> _EXERCISE DESCRIPTION_: Lay out the data from its first line through the line containing "- candle-body: [759, 109, 768, 119]", both included, as a numbered list with blank lines omitted.

> _Bounding box data_:
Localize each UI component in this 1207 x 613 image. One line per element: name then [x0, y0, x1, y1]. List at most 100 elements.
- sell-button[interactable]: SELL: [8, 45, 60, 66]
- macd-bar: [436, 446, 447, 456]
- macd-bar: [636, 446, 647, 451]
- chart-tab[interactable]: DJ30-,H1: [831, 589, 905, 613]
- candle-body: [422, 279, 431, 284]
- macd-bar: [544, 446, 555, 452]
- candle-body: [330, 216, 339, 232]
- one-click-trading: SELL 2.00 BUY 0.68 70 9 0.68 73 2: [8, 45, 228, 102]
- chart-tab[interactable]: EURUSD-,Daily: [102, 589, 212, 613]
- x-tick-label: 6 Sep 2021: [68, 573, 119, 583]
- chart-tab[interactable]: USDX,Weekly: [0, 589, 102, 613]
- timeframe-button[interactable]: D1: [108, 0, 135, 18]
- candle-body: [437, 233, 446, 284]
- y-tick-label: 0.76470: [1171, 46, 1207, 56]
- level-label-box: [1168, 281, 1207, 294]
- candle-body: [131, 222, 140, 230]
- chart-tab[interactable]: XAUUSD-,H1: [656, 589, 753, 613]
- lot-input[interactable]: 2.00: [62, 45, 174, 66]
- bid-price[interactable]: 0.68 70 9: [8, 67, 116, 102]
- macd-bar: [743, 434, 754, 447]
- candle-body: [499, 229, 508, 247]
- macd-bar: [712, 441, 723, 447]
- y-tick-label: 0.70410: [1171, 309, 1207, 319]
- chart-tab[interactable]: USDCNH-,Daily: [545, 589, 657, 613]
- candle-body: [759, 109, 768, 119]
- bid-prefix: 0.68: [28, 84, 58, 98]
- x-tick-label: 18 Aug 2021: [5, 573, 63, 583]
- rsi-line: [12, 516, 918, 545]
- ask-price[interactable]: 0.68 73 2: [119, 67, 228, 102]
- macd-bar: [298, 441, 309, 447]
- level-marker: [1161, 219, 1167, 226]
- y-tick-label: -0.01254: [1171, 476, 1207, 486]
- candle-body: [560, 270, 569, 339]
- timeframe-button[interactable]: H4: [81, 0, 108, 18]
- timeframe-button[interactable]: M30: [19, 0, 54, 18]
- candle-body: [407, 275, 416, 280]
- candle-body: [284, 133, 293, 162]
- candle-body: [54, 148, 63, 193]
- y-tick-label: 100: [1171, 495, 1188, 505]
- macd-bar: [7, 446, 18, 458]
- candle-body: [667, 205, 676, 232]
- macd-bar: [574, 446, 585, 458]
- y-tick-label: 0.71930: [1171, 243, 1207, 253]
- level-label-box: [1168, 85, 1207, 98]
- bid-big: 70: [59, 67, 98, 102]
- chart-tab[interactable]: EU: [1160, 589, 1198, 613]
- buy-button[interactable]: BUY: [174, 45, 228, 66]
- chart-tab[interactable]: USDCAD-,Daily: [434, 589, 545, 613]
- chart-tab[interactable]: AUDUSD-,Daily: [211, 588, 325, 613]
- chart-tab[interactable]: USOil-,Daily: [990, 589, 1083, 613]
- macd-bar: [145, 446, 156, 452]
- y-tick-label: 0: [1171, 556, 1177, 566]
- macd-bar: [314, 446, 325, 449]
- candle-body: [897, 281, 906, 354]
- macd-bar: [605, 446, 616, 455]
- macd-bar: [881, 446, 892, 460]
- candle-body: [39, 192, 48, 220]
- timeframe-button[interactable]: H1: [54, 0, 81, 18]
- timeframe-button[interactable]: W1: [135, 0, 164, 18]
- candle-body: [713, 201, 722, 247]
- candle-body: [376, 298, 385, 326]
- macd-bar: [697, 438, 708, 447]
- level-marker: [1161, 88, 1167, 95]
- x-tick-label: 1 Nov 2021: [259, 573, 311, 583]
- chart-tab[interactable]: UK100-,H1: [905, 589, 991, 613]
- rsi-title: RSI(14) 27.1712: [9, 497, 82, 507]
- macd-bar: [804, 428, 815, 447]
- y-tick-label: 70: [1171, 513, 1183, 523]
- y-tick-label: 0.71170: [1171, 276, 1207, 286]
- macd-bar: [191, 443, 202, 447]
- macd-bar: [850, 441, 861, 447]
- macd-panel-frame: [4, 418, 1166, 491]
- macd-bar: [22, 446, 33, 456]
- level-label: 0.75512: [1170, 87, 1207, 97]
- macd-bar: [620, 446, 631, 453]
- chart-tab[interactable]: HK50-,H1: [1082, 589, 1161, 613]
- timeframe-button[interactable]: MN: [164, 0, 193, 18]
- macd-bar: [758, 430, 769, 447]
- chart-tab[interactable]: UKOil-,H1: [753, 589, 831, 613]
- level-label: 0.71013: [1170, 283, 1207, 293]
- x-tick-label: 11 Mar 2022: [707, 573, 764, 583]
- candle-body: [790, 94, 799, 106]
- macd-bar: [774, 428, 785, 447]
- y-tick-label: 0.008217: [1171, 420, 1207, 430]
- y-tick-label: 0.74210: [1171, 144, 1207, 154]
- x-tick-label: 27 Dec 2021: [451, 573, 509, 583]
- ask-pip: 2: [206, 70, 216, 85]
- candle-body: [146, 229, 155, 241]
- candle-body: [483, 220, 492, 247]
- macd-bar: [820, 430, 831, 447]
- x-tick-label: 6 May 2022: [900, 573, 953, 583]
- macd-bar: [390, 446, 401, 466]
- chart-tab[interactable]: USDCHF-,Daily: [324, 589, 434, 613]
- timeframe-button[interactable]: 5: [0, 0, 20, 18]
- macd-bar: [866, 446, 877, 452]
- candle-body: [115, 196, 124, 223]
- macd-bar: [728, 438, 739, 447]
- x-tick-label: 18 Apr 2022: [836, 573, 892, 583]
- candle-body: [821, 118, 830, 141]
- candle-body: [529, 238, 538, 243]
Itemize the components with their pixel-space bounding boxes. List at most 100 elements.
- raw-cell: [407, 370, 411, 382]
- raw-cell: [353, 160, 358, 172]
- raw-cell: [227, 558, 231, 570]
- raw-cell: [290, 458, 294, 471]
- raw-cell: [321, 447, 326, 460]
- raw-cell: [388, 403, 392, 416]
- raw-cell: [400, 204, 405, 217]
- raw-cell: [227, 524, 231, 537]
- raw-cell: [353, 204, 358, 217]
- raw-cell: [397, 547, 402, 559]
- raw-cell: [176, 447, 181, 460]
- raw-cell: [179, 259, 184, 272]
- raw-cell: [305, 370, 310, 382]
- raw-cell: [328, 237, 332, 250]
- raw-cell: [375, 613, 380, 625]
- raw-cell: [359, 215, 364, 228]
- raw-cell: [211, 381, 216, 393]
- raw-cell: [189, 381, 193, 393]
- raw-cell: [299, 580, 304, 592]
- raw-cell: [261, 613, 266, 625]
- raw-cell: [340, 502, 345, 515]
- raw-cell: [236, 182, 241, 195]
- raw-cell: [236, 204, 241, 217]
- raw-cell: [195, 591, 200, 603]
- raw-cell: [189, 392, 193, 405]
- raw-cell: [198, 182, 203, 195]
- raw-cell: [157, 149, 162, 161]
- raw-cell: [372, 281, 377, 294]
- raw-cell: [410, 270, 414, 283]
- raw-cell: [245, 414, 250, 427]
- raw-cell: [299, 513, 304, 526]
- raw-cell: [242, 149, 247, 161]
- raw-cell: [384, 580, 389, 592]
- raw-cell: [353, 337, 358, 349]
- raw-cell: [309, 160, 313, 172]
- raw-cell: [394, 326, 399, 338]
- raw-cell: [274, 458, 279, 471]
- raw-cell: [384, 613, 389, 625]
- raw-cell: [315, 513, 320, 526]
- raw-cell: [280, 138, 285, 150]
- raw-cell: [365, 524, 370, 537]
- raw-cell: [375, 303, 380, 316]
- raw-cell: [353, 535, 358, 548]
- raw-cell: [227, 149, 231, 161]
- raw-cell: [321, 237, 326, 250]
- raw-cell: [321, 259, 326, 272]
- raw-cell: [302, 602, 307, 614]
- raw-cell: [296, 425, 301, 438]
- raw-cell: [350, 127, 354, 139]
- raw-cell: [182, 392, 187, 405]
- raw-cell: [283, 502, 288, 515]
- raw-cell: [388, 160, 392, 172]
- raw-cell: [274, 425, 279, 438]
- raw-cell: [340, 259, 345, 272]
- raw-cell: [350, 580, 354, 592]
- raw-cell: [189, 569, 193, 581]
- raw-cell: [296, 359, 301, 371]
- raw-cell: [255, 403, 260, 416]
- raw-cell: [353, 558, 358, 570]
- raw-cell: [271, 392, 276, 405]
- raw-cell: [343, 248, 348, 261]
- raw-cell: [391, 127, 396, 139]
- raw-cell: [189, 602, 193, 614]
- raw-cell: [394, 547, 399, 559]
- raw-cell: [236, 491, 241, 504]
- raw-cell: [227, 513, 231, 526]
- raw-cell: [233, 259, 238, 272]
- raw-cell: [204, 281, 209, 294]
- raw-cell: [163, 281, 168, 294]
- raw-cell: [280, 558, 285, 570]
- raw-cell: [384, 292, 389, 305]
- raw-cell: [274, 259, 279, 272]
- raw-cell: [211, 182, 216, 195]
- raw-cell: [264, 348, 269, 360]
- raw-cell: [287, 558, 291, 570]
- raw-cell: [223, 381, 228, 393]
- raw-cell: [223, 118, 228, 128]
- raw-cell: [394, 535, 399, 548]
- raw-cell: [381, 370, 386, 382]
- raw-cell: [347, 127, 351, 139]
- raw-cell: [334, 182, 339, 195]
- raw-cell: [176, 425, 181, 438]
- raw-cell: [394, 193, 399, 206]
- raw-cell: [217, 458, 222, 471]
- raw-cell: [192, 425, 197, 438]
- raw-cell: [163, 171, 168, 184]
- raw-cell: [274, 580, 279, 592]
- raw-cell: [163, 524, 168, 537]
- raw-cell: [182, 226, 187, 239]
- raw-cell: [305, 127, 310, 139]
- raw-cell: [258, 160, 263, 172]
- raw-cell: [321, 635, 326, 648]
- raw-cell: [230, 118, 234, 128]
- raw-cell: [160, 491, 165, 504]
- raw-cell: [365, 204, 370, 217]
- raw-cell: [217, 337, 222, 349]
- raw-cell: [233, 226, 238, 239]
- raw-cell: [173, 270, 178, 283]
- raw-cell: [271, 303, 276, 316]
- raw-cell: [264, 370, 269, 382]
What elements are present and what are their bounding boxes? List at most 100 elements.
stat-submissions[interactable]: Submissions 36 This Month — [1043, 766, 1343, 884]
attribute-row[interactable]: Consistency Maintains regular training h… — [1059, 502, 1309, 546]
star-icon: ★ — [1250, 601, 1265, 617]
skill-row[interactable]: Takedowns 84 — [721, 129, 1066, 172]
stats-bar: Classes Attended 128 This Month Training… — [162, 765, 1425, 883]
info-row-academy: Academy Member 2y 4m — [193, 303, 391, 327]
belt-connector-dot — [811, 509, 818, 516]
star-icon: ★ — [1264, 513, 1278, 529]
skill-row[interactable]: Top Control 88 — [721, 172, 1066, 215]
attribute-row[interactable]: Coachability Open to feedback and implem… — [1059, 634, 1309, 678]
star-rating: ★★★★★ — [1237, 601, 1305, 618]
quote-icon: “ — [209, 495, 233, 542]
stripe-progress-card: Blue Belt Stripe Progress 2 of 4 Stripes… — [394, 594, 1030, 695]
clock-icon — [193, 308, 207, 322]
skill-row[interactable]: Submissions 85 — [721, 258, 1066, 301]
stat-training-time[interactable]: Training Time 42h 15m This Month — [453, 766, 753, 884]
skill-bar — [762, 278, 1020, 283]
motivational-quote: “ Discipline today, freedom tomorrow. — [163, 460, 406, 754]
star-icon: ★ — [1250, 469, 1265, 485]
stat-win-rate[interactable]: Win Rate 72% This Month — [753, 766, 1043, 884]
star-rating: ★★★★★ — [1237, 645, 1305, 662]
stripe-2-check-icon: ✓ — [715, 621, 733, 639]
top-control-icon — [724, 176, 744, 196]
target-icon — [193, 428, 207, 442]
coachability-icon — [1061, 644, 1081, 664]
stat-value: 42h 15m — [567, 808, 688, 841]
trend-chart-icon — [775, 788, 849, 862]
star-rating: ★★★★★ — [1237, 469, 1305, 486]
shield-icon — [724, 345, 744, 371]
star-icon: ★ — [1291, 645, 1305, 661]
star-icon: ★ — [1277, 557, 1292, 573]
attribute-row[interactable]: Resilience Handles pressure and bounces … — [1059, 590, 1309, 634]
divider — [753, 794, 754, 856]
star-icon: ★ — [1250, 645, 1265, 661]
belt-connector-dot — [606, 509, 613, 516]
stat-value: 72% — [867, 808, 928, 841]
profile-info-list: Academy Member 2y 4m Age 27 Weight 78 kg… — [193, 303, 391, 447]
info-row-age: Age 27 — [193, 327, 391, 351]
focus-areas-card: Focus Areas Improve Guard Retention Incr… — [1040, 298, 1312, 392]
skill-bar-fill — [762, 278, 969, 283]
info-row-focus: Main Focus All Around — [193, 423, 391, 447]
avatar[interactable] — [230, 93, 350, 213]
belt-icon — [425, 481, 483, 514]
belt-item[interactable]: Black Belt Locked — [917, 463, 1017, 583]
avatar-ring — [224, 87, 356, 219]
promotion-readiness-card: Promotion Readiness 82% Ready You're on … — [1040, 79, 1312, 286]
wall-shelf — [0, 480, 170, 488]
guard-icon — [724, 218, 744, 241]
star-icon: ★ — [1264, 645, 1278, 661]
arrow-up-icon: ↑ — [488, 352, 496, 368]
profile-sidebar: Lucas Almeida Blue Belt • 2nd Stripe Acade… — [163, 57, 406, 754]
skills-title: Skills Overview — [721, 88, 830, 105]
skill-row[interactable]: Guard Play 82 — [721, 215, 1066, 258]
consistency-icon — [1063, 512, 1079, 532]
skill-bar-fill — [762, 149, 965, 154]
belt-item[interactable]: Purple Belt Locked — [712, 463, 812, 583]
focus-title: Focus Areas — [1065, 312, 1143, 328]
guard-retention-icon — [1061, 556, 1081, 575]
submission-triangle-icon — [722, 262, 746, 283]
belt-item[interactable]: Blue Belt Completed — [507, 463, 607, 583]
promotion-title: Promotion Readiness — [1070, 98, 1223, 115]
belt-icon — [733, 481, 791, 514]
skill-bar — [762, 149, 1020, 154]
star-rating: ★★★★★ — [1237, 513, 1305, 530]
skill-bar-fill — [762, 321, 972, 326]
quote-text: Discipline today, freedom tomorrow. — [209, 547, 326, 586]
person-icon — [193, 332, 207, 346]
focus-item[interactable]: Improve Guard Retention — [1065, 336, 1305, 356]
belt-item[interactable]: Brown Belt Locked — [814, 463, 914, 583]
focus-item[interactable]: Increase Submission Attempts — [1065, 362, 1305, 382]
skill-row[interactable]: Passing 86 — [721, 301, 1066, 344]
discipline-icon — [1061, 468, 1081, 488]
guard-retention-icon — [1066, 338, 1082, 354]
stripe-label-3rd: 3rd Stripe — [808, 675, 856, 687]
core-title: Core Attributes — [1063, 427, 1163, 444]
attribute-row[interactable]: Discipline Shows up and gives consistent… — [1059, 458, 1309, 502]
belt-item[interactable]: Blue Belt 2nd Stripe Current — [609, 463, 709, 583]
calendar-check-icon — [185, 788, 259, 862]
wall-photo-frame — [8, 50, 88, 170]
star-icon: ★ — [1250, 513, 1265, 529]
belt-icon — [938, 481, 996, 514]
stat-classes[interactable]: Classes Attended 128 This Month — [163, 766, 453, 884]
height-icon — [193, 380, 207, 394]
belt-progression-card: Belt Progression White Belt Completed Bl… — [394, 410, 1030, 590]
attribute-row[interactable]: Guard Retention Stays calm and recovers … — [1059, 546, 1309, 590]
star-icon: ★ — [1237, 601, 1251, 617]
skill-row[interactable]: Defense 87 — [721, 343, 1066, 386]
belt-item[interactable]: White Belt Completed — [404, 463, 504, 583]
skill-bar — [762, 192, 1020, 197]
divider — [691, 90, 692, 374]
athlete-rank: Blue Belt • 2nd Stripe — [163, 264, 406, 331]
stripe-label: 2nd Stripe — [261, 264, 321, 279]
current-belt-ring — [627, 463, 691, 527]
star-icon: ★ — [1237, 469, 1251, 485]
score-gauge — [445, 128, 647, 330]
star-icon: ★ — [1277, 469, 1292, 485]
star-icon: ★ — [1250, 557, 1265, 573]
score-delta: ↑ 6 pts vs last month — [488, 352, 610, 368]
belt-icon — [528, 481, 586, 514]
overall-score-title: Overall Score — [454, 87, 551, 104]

> _COMPLETE RESPONSE_:
1. Localize each UI component in this 1207 x 613 image. One line per element: name then [x0, y0, x1, y1]. List at most 100 elements.
2. - sell-button[interactable]: SELL: [8, 45, 60, 66]
3. - macd-bar: [436, 446, 447, 456]
4. - macd-bar: [636, 446, 647, 451]
5. - chart-tab[interactable]: DJ30-,H1: [831, 589, 905, 613]
6. - candle-body: [422, 279, 431, 284]
7. - macd-bar: [544, 446, 555, 452]
8. - candle-body: [330, 216, 339, 232]
9. - one-click-trading: SELL 2.00 BUY 0.68 70 9 0.68 73 2: [8, 45, 228, 102]
10. - chart-tab[interactable]: EURUSD-,Daily: [102, 589, 212, 613]
11. - x-tick-label: 6 Sep 2021: [68, 573, 119, 583]
12. - chart-tab[interactable]: USDX,Weekly: [0, 589, 102, 613]
13. - timeframe-button[interactable]: D1: [108, 0, 135, 18]
14. - candle-body: [437, 233, 446, 284]
15. - y-tick-label: 0.76470: [1171, 46, 1207, 56]
16. - level-label-box: [1168, 281, 1207, 294]
17. - candle-body: [131, 222, 140, 230]
18. - chart-tab[interactable]: XAUUSD-,H1: [656, 589, 753, 613]
19. - lot-input[interactable]: 2.00: [62, 45, 174, 66]
20. - bid-price[interactable]: 0.68 70 9: [8, 67, 116, 102]
21. - macd-bar: [743, 434, 754, 447]
22. - candle-body: [499, 229, 508, 247]
23. - macd-bar: [712, 441, 723, 447]
24. - y-tick-label: 0.70410: [1171, 309, 1207, 319]
25. - chart-tab[interactable]: USDCNH-,Daily: [545, 589, 657, 613]
26. - candle-body: [759, 109, 768, 119]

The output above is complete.